■ **What is expected**:
From the listing below, select every line where the word "ylabel" appears.

■ **Records shown**:

>>>>

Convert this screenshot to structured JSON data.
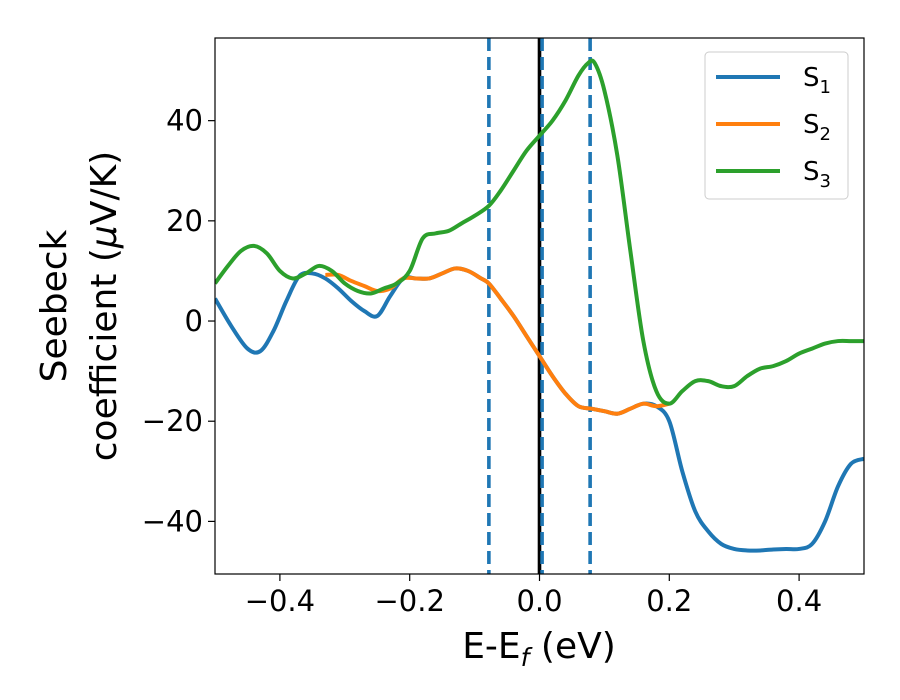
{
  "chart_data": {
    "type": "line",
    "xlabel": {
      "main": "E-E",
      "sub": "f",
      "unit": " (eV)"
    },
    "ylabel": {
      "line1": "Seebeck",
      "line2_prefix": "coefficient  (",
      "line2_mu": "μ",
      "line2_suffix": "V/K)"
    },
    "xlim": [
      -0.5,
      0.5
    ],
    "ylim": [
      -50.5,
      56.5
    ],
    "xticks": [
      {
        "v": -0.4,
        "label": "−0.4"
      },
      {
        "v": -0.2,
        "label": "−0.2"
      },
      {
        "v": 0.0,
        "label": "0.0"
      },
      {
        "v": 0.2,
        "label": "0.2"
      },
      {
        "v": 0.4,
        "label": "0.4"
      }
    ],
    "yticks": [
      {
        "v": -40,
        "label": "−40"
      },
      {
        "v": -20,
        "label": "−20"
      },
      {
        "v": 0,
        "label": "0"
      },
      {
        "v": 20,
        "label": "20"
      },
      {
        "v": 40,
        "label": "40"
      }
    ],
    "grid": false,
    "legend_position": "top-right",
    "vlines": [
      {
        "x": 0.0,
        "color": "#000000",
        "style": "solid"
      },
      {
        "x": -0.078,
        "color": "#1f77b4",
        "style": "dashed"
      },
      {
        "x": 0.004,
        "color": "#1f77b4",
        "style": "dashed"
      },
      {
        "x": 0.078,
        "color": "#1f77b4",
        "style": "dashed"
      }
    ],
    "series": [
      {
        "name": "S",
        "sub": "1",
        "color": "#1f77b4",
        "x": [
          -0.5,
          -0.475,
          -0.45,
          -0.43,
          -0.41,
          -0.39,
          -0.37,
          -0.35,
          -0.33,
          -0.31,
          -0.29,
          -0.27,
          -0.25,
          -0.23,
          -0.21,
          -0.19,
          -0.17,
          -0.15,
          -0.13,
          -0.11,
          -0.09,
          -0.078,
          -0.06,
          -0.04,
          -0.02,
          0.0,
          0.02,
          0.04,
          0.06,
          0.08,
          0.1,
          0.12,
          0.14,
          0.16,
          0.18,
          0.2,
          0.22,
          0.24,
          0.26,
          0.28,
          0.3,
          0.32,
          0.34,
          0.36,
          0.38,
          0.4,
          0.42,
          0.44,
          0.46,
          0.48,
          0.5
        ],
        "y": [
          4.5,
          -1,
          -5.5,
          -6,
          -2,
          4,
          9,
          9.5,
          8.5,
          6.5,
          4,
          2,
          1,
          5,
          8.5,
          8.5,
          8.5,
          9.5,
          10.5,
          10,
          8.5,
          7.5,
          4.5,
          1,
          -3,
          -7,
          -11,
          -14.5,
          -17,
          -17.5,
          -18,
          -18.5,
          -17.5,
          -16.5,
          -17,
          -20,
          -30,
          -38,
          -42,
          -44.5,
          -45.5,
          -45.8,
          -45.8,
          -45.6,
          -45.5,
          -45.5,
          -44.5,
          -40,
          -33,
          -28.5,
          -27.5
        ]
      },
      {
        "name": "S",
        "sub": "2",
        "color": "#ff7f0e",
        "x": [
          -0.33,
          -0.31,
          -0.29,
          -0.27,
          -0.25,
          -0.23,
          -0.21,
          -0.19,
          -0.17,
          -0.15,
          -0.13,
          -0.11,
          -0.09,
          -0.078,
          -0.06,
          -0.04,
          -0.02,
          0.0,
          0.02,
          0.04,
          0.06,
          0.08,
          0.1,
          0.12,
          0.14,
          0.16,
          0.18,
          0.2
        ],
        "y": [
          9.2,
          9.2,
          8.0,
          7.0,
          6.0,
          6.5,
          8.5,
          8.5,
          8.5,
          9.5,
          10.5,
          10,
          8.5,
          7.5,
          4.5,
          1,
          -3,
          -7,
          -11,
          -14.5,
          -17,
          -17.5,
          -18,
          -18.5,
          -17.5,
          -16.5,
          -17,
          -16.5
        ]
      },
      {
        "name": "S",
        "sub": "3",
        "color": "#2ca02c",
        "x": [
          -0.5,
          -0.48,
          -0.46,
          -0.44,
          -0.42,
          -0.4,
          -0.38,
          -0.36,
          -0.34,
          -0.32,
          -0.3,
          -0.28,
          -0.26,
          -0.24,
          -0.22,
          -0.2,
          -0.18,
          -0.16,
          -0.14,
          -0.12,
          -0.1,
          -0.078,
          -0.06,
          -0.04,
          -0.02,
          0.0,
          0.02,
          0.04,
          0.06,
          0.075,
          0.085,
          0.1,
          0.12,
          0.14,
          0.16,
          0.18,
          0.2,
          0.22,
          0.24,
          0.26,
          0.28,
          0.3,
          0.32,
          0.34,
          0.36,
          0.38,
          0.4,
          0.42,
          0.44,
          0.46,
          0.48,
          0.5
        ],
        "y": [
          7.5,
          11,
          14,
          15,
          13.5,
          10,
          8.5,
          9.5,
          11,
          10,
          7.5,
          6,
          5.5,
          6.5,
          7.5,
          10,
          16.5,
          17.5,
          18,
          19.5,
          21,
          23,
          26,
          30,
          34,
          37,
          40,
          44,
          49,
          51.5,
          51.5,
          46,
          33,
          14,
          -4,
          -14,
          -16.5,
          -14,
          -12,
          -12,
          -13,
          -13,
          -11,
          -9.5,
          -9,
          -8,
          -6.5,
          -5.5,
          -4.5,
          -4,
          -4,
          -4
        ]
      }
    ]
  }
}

<<<<
>>>>

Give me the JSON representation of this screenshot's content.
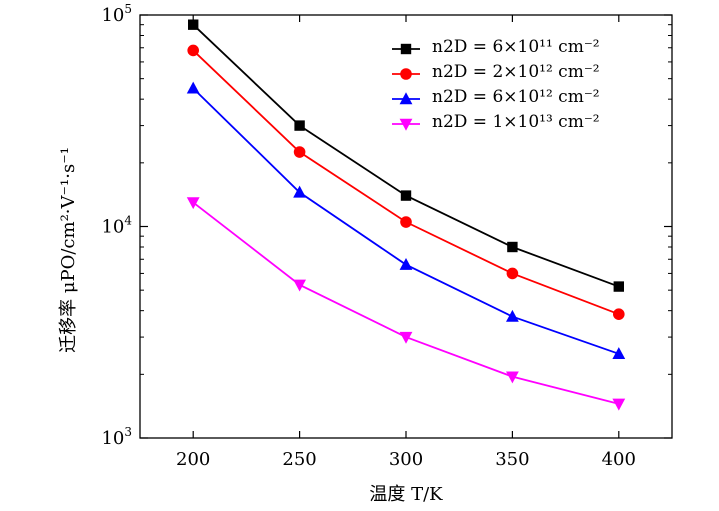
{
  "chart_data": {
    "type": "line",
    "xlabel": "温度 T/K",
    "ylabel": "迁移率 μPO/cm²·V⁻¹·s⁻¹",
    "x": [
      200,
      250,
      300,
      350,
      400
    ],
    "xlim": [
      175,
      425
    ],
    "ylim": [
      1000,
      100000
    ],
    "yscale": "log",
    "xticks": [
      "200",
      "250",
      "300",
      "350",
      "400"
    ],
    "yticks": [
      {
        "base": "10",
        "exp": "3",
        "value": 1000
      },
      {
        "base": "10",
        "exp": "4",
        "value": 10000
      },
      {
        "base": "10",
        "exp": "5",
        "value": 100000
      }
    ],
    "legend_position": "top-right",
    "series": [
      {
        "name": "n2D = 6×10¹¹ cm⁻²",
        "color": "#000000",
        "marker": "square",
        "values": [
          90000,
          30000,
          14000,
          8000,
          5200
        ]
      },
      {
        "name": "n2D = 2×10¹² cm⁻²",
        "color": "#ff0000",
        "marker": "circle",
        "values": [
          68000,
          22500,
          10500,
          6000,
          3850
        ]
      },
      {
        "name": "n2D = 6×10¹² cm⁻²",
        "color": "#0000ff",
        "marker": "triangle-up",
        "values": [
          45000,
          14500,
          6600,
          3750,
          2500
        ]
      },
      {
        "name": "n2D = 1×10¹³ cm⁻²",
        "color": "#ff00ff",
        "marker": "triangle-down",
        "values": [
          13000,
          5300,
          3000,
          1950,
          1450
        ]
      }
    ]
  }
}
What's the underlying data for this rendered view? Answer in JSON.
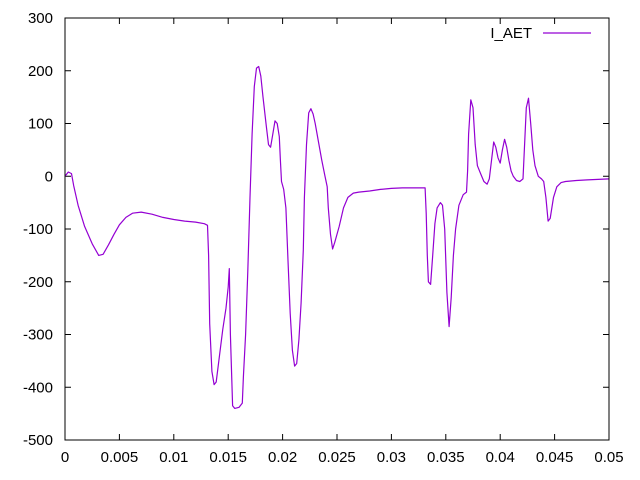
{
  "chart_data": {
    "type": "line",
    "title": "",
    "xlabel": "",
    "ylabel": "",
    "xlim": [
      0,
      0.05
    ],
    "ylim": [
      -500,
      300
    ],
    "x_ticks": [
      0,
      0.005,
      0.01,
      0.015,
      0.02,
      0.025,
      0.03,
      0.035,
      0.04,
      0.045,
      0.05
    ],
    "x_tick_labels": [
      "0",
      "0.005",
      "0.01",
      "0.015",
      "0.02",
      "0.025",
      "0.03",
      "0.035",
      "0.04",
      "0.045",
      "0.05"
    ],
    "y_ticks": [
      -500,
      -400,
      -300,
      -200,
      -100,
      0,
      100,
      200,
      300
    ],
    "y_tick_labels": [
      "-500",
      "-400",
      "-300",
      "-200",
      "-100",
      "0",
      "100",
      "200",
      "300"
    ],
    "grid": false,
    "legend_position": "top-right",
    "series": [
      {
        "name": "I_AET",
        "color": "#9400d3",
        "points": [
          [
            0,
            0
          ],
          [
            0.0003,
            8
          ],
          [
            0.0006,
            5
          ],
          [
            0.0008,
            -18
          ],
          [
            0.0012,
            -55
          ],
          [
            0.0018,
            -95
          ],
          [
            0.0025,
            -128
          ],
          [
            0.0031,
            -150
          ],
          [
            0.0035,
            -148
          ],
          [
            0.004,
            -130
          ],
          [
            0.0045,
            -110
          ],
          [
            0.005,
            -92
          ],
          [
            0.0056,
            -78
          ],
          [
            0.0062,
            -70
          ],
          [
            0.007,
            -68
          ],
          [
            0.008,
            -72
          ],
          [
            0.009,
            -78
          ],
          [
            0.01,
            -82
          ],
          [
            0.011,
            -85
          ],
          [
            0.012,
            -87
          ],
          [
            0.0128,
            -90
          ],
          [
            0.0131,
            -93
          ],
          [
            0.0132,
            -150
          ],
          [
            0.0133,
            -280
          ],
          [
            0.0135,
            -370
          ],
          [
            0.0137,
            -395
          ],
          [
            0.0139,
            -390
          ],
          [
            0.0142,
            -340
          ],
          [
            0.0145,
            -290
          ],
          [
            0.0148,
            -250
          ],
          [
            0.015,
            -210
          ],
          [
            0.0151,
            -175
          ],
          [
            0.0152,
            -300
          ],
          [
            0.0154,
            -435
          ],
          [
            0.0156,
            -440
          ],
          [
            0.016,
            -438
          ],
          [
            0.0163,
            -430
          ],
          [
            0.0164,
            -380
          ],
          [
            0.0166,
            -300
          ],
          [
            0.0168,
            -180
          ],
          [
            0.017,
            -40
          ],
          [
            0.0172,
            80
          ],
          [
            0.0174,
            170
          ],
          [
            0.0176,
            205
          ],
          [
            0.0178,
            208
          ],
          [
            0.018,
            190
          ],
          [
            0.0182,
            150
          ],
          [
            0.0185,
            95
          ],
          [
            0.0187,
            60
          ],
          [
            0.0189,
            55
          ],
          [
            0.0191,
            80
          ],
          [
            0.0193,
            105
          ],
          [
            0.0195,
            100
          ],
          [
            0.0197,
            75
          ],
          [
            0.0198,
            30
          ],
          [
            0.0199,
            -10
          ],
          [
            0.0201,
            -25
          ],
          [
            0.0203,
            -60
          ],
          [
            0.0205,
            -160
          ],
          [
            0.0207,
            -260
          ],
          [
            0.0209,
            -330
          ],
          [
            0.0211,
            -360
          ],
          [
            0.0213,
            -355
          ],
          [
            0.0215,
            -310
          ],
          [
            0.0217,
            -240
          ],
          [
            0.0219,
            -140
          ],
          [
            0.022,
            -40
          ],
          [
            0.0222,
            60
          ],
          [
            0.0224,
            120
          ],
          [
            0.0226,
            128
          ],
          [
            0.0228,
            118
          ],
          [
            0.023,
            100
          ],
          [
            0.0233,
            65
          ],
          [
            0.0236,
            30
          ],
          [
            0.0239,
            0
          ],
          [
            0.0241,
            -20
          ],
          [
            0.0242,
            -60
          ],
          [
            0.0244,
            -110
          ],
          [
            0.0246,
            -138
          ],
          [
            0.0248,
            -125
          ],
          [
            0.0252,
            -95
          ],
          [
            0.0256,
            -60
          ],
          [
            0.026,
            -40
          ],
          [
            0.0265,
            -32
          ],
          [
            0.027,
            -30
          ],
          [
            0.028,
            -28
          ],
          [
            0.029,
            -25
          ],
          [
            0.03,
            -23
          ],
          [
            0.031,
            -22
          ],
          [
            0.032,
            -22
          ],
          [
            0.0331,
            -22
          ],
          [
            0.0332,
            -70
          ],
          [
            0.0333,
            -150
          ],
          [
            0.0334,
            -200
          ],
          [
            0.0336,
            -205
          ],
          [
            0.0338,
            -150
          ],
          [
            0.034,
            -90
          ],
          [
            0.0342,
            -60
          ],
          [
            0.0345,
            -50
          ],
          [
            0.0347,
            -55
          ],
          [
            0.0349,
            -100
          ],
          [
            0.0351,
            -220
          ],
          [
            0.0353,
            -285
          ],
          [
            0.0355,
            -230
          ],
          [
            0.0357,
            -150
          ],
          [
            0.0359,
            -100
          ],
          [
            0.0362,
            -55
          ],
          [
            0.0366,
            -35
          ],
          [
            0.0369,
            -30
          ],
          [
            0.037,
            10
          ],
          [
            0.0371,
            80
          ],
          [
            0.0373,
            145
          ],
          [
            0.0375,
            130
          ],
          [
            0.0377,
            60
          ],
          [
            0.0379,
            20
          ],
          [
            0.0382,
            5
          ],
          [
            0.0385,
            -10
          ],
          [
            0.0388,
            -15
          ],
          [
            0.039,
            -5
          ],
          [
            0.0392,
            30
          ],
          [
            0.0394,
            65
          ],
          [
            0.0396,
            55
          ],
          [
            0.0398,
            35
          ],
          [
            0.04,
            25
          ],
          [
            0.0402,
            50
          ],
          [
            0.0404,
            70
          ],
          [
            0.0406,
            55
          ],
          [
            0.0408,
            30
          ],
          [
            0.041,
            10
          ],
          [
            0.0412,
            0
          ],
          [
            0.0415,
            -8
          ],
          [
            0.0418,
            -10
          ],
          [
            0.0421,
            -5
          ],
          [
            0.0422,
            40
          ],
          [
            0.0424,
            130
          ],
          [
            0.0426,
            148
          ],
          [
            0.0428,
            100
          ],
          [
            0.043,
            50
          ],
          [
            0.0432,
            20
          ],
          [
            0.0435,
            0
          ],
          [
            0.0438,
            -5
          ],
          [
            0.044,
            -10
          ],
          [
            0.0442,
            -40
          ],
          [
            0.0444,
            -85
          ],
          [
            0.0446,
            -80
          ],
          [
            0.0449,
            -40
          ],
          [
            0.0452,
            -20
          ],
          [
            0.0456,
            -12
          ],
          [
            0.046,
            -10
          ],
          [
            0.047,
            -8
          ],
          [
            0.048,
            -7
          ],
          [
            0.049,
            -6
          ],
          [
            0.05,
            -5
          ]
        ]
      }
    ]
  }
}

<<<<
>>>>

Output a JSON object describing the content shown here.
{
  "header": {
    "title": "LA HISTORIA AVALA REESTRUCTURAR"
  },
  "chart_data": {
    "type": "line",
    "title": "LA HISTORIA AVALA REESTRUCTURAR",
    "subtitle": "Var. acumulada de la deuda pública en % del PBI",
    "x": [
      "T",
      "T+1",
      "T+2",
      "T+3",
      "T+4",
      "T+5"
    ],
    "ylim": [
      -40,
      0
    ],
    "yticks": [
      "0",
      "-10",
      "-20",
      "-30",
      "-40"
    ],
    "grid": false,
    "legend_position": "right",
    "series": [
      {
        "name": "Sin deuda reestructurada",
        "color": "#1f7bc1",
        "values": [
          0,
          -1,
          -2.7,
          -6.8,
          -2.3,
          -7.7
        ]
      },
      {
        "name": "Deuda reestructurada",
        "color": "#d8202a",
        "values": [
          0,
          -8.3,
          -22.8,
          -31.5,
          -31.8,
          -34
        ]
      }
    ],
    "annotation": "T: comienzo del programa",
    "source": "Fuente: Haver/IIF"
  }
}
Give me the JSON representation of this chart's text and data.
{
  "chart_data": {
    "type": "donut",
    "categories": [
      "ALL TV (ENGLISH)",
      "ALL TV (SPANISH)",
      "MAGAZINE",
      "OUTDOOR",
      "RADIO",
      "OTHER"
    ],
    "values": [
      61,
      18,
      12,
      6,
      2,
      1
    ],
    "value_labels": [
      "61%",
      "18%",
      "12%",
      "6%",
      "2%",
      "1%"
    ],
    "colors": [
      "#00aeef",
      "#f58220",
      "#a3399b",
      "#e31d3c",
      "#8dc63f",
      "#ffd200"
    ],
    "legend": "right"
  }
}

<<<<

■ **Written answer**:
    "ylabel": {
    "ylabel": "迁移率 μPO/cm²·V⁻¹·s⁻¹",
    "ylabel": "",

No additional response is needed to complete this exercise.